[Stored items from a collection]

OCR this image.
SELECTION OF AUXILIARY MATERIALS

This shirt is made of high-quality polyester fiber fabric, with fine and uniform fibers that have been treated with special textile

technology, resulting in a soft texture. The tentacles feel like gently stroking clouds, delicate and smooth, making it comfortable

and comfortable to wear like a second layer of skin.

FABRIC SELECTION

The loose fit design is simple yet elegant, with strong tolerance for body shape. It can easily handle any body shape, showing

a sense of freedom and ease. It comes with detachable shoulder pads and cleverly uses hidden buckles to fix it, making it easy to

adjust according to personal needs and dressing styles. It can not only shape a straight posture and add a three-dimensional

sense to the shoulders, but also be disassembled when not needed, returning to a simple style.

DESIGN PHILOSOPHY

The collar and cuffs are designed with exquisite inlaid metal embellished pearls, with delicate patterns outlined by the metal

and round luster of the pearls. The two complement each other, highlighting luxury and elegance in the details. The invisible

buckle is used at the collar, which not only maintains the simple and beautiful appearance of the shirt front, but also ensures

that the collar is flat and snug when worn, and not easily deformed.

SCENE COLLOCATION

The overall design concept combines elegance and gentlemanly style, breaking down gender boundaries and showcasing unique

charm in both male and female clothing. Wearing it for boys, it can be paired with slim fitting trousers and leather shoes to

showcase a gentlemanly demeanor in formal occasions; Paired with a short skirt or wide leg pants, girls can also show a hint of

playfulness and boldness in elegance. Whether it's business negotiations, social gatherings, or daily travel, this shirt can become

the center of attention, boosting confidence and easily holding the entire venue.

PROBLEM REQUIREMENTS: Isolate the lines above that contain the word "easily" and copy them.

THE REPLY:
The loose fit design is simple yet elegant, with strong tolerance for body shape. It can easily handle any body shape, showing
that the collar is flat and snug when worn, and not easily deformed.
the center of attention, boosting confidence and easily holding the entire venue.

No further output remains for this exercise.